■ Objective ■
Some lines in the listing below may include the string "está". How many are there? Give only the number.

■ Rows ■
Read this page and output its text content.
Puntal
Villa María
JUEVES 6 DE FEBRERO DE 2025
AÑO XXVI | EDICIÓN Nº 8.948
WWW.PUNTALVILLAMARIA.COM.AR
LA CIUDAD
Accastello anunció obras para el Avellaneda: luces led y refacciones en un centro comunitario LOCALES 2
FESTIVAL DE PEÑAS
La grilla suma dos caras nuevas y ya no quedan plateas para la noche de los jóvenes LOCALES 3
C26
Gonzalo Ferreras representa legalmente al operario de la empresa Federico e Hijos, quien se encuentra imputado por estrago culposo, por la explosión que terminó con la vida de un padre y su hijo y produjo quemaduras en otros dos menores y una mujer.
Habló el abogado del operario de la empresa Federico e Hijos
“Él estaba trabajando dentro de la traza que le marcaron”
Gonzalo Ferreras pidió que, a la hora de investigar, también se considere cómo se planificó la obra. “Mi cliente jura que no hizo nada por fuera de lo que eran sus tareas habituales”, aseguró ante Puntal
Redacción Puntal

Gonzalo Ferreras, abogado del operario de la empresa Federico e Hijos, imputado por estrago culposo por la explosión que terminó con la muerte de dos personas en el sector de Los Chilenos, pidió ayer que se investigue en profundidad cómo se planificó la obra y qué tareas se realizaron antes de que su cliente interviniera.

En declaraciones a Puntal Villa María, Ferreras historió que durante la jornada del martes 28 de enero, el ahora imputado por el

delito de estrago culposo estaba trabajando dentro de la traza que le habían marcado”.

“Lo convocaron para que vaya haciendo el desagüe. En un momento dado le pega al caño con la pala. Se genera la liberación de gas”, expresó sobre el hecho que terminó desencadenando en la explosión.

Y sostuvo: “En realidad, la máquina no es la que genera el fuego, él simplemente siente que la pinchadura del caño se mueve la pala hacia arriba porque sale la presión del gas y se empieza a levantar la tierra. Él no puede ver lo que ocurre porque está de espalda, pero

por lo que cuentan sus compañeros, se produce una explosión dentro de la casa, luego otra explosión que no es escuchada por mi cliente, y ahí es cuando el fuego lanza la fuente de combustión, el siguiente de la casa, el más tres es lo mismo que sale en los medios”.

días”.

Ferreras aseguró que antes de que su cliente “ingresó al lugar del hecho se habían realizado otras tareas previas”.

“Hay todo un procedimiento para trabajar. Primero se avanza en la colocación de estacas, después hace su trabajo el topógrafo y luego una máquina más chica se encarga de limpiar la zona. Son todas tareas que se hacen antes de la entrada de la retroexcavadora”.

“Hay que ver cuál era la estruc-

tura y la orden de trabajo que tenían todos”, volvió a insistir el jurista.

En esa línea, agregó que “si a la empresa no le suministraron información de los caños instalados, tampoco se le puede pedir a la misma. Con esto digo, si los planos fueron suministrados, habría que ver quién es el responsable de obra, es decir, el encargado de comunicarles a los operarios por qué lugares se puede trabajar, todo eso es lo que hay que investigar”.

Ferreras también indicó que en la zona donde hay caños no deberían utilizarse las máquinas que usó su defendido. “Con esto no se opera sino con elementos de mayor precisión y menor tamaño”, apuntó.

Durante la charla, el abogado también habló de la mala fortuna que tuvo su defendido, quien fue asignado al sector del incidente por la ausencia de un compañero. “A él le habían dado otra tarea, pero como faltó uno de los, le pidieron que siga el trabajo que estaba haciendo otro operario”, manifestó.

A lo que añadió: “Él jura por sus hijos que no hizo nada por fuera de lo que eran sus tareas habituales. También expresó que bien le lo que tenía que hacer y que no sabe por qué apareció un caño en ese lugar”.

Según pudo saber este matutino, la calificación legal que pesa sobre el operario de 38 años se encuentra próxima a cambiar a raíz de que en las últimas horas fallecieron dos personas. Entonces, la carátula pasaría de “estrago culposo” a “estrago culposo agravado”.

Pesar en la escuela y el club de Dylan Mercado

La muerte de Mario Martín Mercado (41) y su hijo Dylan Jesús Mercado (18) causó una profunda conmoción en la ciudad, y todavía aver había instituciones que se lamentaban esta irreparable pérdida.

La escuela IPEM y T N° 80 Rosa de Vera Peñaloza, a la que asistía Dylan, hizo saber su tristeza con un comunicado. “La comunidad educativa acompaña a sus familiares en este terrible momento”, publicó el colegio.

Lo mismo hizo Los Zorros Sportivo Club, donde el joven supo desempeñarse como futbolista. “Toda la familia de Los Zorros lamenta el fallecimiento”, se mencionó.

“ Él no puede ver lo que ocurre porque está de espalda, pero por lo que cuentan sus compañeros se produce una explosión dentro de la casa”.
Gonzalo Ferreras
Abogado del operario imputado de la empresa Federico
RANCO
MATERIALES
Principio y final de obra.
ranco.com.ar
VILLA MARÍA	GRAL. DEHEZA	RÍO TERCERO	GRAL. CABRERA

■ Complete response ■
2